** Task statement **
Return all lines with the word "icon" in them.

** Records for the task **
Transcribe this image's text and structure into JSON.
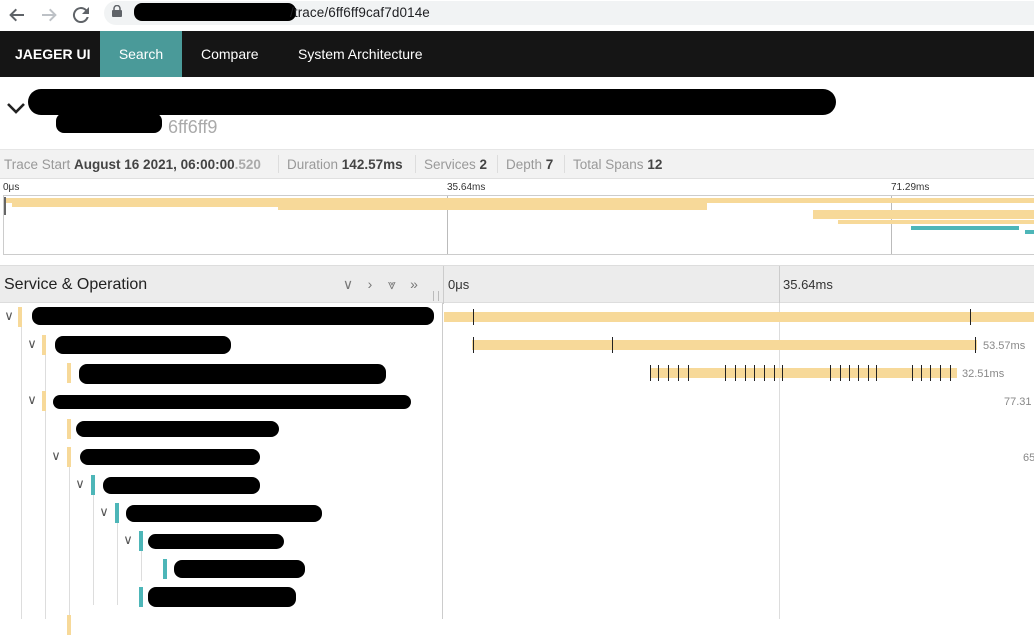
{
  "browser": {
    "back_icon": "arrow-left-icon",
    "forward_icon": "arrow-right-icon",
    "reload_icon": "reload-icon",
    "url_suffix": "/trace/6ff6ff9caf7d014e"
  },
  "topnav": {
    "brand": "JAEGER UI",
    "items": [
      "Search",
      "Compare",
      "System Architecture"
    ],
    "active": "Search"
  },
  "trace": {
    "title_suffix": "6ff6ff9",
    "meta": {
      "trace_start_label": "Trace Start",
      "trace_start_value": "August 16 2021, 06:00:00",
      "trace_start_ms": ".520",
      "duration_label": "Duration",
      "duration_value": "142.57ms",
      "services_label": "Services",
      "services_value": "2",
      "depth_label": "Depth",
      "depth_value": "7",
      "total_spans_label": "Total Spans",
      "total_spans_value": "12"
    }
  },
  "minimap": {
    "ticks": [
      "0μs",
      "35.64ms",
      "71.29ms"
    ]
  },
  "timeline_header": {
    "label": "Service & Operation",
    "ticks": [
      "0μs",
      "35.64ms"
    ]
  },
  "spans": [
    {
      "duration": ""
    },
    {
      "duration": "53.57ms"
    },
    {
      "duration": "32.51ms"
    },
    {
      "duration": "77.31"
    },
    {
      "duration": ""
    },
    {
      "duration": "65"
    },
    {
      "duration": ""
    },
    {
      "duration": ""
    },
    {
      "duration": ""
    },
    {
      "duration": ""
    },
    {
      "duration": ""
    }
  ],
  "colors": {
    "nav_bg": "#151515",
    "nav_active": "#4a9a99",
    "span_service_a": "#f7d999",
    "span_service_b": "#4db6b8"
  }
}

** Solution for this task **
    "back_icon": "arrow-left-icon",
    "forward_icon": "arrow-right-icon",
    "reload_icon": "reload-icon",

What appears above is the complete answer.